▶ **What is asked**
Write out all of the data exactly as it appears.

▶ **Data excerpts**
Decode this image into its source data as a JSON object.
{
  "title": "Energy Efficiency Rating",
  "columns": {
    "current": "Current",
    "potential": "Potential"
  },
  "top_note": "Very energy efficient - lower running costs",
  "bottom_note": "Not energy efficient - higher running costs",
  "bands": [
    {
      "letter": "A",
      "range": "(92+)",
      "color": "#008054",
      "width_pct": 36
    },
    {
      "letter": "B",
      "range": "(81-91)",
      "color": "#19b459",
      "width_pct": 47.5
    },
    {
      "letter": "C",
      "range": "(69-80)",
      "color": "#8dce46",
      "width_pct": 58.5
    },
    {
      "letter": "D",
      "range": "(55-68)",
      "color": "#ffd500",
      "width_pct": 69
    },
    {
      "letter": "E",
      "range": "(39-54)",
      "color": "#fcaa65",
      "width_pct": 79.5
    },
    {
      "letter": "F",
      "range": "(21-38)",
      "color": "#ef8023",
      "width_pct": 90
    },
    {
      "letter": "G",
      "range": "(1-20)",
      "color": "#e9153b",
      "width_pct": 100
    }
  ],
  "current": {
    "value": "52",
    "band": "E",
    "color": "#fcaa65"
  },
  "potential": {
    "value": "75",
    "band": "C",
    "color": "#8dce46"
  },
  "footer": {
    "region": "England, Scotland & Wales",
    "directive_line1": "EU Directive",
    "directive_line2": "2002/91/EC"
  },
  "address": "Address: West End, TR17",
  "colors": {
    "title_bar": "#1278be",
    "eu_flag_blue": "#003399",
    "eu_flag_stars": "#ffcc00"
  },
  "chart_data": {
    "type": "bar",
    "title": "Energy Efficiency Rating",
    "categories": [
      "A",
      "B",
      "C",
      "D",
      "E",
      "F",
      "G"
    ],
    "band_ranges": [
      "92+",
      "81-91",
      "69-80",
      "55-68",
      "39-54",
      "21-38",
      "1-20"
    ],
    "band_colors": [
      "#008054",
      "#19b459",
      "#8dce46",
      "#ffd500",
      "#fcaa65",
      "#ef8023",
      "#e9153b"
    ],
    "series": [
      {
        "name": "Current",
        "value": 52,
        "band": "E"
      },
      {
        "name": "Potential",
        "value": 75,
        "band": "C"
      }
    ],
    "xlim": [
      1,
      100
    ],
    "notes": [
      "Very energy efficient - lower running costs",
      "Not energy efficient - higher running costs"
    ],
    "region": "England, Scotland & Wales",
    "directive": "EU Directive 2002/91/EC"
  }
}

▶ **Full answer**
Decode this image into its source data as a JSON object.
{
  "title": "Energy Efficiency Rating",
  "columns": {
    "current": "Current",
    "potential": "Potential"
  },
  "top_note": "Very energy efficient - lower running costs",
  "bottom_note": "Not energy efficient - higher running costs",
  "bands": [
    {
      "letter": "A",
      "range": "(92+)",
      "color": "#008054",
      "width_pct": 36
    },
    {
      "letter": "B",
      "range": "(81-91)",
      "color": "#19b459",
      "width_pct": 47.5
    },
    {
      "letter": "C",
      "range": "(69-80)",
      "color": "#8dce46",
      "width_pct": 58.5
    },
    {
      "letter": "D",
      "range": "(55-68)",
      "color": "#ffd500",
      "width_pct": 69
    },
    {
      "letter": "E",
      "range": "(39-54)",
      "color": "#fcaa65",
      "width_pct": 79.5
    },
    {
      "letter": "F",
      "range": "(21-38)",
      "color": "#ef8023",
      "width_pct": 90
    },
    {
      "letter": "G",
      "range": "(1-20)",
      "color": "#e9153b",
      "width_pct": 100
    }
  ],
  "current": {
    "value": "52",
    "band": "E",
    "color": "#fcaa65"
  },
  "potential": {
    "value": "75",
    "band": "C",
    "color": "#8dce46"
  },
  "footer": {
    "region": "England, Scotland & Wales",
    "directive_line1": "EU Directive",
    "directive_line2": "2002/91/EC"
  },
  "address": "Address: West End, TR17",
  "colors": {
    "title_bar": "#1278be",
    "eu_flag_blue": "#003399",
    "eu_flag_stars": "#ffcc00"
  },
  "chart_data": {
    "type": "bar",
    "title": "Energy Efficiency Rating",
    "categories": [
      "A",
      "B",
      "C",
      "D",
      "E",
      "F",
      "G"
    ],
    "band_ranges": [
      "92+",
      "81-91",
      "69-80",
      "55-68",
      "39-54",
      "21-38",
      "1-20"
    ],
    "band_colors": [
      "#008054",
      "#19b459",
      "#8dce46",
      "#ffd500",
      "#fcaa65",
      "#ef8023",
      "#e9153b"
    ],
    "series": [
      {
        "name": "Current",
        "value": 52,
        "band": "E"
      },
      {
        "name": "Potential",
        "value": 75,
        "band": "C"
      }
    ],
    "xlim": [
      1,
      100
    ],
    "notes": [
      "Very energy efficient - lower running costs",
      "Not energy efficient - higher running costs"
    ],
    "region": "England, Scotland & Wales",
    "directive": "EU Directive 2002/91/EC"
  }
}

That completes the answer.